-- Start Records for this exercise --

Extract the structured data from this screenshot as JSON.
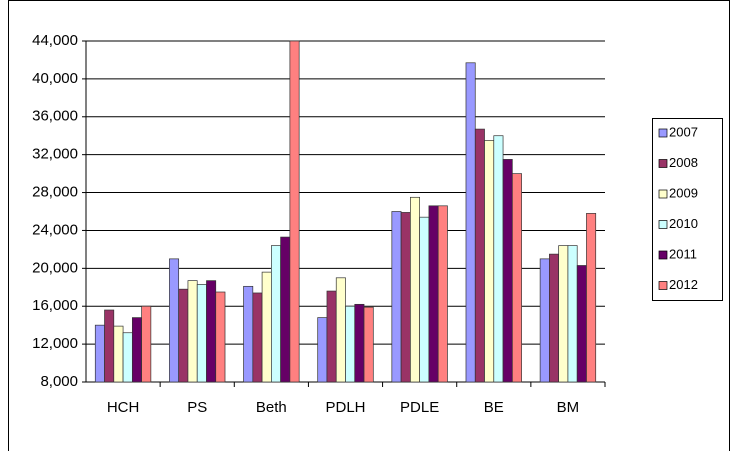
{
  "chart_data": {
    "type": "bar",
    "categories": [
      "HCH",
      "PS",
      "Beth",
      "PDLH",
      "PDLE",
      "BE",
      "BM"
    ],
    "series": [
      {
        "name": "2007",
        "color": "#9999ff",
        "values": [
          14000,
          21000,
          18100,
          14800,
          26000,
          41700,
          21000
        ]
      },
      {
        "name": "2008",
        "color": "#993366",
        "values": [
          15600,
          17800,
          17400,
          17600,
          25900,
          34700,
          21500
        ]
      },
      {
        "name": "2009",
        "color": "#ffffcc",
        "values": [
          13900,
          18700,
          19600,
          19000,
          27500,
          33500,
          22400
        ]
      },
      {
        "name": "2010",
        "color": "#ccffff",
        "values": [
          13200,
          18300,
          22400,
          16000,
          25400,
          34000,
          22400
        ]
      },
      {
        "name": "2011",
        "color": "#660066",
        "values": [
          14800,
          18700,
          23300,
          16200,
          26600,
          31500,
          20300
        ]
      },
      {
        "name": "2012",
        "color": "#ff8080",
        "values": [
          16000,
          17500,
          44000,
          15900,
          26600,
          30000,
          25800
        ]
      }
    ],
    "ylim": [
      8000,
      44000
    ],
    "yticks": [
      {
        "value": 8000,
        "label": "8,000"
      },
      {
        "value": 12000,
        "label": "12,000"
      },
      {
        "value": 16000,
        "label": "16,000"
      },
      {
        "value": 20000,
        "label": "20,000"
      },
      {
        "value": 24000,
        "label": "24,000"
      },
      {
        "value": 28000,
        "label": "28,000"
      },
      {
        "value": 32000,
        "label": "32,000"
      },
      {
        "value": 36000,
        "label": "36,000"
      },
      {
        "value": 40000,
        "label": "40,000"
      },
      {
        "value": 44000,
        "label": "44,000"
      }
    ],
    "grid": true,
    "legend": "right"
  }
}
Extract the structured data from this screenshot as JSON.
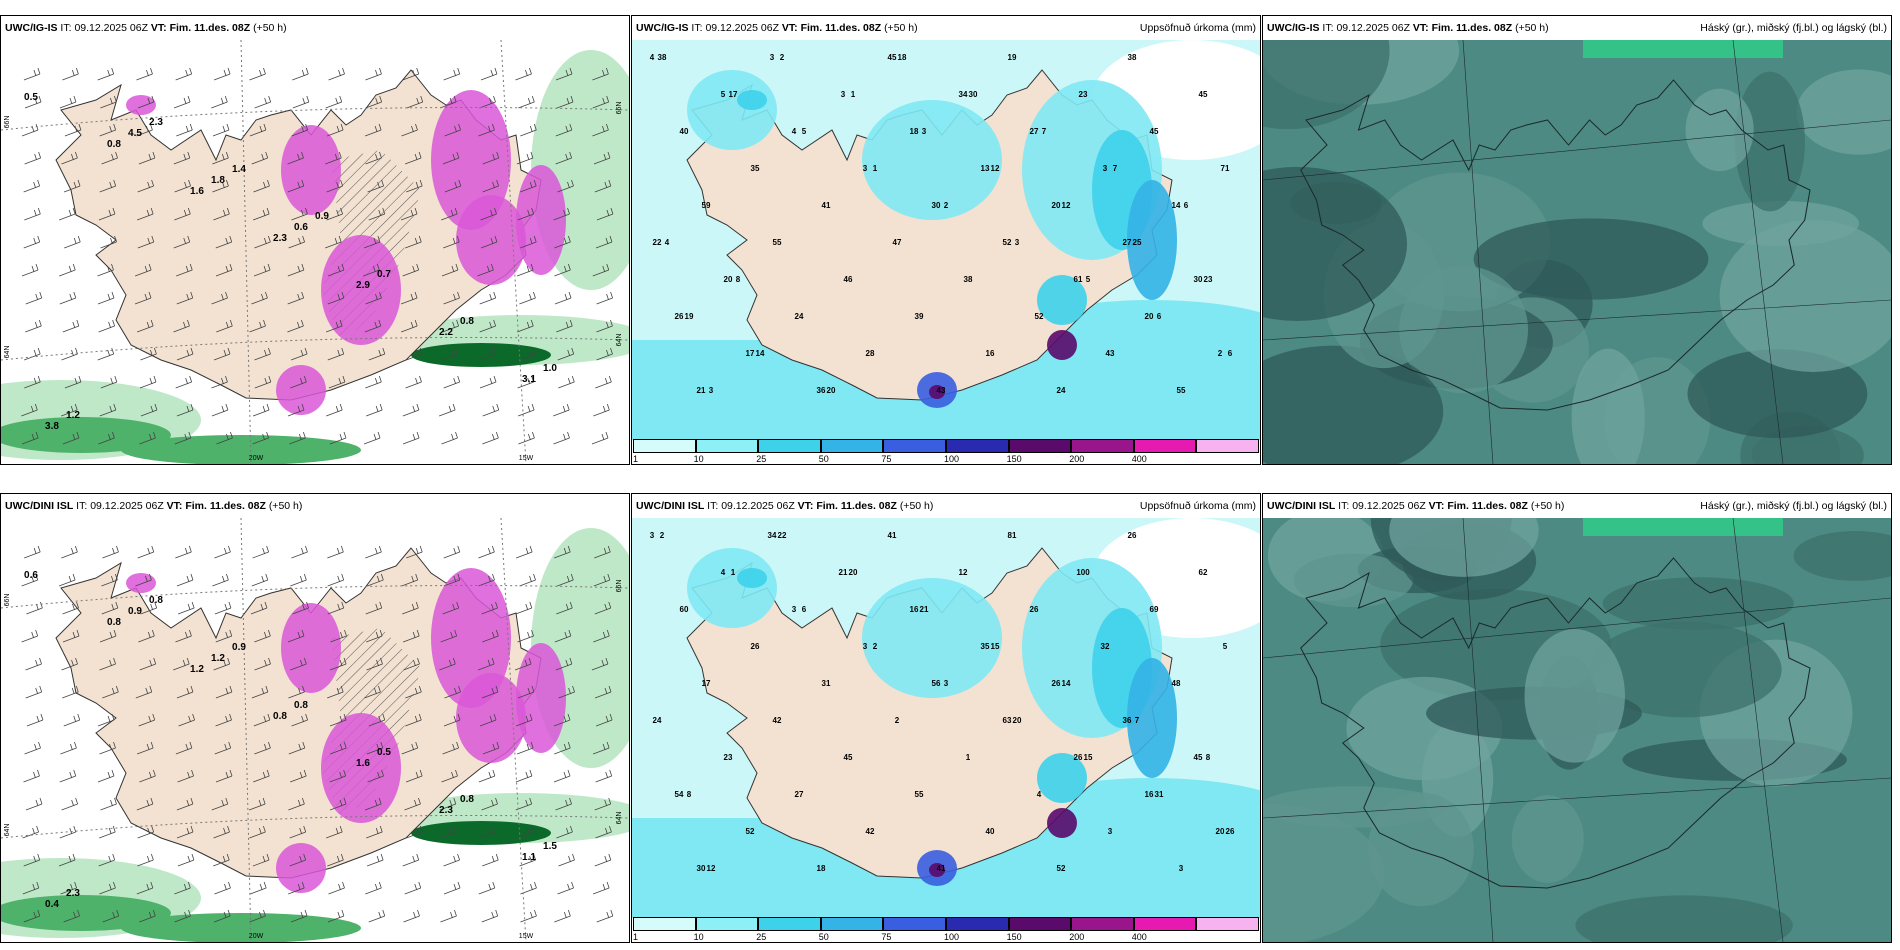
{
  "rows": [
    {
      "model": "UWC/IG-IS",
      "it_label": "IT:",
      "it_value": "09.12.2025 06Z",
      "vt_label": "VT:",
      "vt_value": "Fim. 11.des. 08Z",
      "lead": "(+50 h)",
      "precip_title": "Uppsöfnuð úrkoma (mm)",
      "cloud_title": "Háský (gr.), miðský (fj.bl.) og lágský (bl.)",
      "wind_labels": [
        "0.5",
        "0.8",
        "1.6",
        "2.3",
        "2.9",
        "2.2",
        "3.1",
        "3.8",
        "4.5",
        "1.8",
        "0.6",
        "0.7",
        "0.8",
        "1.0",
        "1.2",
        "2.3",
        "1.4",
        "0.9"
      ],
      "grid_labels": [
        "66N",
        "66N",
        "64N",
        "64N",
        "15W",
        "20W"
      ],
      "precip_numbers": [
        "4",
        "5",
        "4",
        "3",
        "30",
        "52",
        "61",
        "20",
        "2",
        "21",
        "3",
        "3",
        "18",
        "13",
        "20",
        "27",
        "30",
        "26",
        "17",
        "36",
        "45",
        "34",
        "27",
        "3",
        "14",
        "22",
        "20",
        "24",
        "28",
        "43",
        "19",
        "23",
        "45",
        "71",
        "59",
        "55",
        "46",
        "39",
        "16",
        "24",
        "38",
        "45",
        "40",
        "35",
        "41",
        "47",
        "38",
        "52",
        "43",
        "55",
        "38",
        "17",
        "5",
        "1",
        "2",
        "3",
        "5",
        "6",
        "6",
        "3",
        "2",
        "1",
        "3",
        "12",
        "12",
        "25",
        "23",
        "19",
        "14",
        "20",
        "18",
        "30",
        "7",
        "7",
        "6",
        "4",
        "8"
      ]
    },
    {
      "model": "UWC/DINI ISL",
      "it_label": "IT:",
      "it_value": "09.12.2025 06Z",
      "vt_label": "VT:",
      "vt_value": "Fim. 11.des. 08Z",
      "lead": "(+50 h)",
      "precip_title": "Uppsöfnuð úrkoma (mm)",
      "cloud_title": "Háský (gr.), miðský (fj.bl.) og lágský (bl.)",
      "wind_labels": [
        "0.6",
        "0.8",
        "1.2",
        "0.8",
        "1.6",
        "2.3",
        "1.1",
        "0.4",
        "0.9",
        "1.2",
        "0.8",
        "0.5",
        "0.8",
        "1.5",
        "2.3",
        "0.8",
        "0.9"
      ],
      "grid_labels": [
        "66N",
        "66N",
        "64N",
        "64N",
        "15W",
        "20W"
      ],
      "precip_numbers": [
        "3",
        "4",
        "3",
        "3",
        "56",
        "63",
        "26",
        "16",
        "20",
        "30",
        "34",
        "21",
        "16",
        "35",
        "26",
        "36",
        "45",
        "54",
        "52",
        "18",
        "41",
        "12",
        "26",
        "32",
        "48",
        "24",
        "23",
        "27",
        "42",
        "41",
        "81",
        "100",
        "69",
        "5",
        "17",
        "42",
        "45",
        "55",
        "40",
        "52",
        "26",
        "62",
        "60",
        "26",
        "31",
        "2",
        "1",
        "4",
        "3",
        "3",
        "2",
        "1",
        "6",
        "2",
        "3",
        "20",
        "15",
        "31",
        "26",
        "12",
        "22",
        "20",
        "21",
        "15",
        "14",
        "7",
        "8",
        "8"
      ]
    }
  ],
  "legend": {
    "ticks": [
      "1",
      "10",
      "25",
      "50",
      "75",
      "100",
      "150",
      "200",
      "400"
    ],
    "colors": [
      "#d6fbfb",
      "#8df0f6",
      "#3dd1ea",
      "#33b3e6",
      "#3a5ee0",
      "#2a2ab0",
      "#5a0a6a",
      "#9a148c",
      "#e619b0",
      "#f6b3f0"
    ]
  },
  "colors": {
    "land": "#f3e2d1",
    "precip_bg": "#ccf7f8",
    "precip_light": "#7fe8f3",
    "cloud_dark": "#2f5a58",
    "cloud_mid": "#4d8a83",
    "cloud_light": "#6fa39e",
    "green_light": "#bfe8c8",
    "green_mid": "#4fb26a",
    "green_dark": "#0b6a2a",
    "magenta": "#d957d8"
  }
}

-- End Records for this exercise --
-- Start Records for this exercise --

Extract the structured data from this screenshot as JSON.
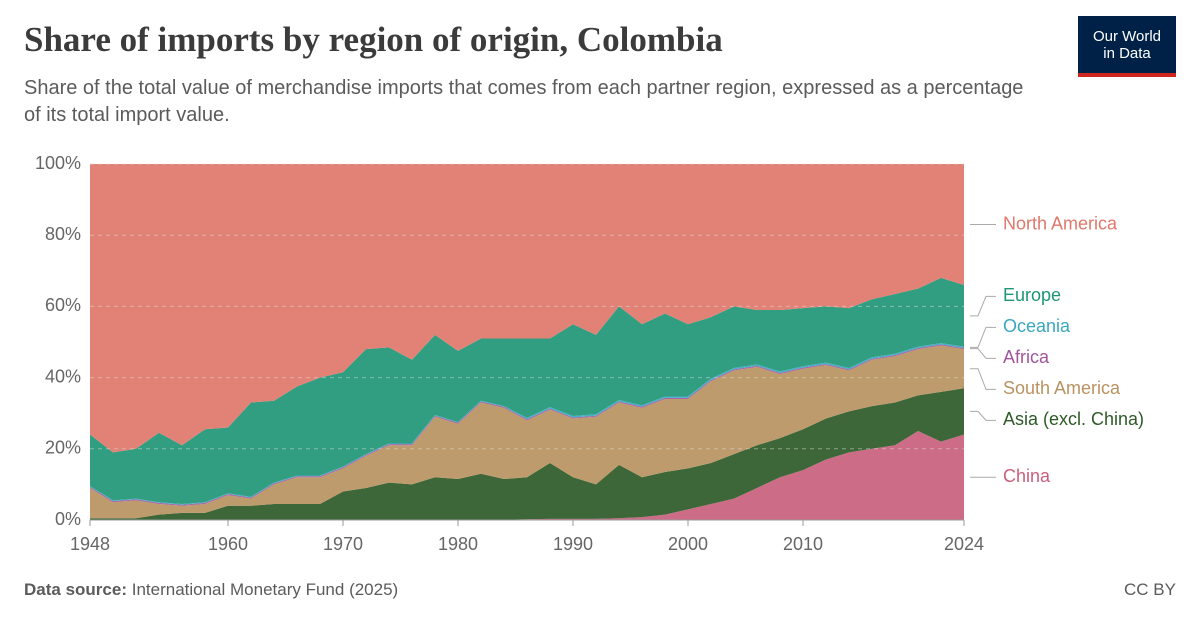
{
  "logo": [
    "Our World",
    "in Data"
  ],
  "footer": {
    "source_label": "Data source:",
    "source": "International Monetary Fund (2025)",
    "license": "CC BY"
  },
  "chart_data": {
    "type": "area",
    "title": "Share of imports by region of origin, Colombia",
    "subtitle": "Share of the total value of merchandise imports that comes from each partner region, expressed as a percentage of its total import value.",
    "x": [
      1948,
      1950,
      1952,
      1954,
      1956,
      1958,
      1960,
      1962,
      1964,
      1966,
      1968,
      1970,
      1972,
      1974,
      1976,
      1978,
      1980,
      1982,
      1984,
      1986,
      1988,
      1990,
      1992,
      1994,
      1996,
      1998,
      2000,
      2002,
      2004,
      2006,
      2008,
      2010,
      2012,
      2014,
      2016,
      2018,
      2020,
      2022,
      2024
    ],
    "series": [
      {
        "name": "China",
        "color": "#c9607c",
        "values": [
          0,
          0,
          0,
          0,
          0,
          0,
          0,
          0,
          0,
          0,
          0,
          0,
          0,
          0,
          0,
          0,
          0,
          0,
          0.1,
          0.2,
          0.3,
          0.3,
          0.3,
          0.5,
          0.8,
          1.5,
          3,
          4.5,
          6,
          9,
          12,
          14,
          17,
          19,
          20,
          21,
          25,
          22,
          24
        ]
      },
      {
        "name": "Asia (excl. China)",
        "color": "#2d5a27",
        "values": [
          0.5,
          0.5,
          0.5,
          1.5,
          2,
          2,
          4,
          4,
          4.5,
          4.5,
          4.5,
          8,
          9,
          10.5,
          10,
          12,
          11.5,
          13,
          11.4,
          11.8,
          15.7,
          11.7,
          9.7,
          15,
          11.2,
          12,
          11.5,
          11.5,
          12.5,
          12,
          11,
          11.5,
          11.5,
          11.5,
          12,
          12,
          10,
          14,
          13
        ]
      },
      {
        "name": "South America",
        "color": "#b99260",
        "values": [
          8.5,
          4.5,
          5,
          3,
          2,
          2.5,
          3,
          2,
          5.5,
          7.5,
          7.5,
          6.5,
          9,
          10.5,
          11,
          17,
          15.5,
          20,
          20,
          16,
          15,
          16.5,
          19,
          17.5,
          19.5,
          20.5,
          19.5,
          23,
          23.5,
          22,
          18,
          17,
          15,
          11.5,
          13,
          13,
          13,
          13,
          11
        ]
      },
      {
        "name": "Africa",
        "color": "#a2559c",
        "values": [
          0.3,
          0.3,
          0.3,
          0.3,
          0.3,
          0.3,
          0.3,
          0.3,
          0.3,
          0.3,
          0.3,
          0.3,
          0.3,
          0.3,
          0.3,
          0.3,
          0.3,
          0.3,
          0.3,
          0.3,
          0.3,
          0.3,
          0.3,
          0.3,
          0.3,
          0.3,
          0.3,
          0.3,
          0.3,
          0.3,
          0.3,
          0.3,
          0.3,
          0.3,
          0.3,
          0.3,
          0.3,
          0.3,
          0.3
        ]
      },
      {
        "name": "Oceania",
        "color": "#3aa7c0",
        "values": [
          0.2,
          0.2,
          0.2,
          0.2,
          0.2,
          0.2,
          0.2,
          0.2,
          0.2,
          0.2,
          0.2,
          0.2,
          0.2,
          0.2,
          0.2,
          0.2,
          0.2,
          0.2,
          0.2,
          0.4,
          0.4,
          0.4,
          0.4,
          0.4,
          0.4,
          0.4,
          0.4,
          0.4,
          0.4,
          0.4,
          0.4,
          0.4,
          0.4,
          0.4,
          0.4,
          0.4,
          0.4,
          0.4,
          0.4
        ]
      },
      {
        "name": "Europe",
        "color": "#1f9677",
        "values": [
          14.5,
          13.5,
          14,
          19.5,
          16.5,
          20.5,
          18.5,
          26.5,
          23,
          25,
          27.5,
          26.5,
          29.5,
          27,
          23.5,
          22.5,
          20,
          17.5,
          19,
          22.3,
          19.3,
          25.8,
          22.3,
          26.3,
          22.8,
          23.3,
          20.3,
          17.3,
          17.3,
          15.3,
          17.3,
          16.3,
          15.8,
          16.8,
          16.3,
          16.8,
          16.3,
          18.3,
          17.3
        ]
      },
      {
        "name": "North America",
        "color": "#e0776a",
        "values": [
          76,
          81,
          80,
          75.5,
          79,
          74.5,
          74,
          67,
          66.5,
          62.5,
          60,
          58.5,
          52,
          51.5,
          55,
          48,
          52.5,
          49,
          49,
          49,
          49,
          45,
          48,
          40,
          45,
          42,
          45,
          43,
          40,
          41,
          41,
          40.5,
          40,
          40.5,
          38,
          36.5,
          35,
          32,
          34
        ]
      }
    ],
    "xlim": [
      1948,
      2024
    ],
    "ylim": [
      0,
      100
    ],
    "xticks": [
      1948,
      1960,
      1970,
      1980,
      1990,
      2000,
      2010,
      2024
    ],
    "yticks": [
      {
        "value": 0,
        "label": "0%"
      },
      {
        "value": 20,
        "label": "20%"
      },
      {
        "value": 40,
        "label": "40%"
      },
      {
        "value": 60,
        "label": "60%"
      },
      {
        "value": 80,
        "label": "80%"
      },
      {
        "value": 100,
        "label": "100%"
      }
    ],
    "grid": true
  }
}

-- End Records for this exercise --

» **Work to do**:
Copy out each line of the data containing the string "Share".

» **Result**:
    "title": "Share of imports by region of origin, Colombia",
    "subtitle": "Share of the total value of merchandise imports that comes from each partner region, expressed as a percentage of its total import value.",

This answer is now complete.